» Given instruction: Start with the line containing "Type out the text in this image." and write out each line through the end of the listing, exactly as given.

» Input rows:
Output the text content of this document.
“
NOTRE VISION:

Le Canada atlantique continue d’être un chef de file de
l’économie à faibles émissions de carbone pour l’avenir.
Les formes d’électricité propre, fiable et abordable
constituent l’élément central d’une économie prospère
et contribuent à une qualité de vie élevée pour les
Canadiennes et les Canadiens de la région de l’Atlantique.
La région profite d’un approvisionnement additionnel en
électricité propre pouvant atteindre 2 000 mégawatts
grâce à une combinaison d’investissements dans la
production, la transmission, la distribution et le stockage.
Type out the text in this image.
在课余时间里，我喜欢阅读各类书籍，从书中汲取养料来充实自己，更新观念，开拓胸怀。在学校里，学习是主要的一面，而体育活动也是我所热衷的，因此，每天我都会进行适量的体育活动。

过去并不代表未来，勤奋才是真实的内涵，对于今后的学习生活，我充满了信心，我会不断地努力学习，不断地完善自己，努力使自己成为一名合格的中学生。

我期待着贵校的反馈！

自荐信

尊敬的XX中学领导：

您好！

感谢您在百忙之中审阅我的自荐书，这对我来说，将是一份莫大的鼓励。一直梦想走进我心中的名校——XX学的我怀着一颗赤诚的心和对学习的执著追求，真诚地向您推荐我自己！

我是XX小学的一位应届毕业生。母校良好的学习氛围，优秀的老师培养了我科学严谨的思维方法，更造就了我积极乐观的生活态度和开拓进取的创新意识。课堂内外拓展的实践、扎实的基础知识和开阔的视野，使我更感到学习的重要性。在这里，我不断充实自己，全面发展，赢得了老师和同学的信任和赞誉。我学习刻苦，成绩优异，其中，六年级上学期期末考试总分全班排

» Task result:
Type out the text in this image.
在课余时间里，我喜欢阅读各类书籍，从书中汲取养料来充实自己，更新观念，开拓胸怀。在学校里，学习是主要的一面，而体育活动也是我所热衷的，因此，每天我都会进行适量的体育活动。

过去并不代表未来，勤奋才是真实的内涵，对于今后的学习生活，我充满了信心，我会不断地努力学习，不断地完善自己，努力使自己成为一名合格的中学生。

我期待着贵校的反馈！

自荐信

尊敬的XX中学领导：

您好！

感谢您在百忙之中审阅我的自荐书，这对我来说，将是一份莫大的鼓励。一直梦想走进我心中的名校——XX学的我怀着一颗赤诚的心和对学习的执著追求，真诚地向您推荐我自己！

我是XX小学的一位应届毕业生。母校良好的学习氛围，优秀的老师培养了我科学严谨的思维方法，更造就了我积极乐观的生活态度和开拓进取的创新意识。课堂内外拓展的实践、扎实的基础知识和开阔的视野，使我更感到学习的重要性。在这里，我不断充实自己，全面发展，赢得了老师和同学的信任和赞誉。我学习刻苦，成绩优异，其中，六年级上学期期末考试总分全班排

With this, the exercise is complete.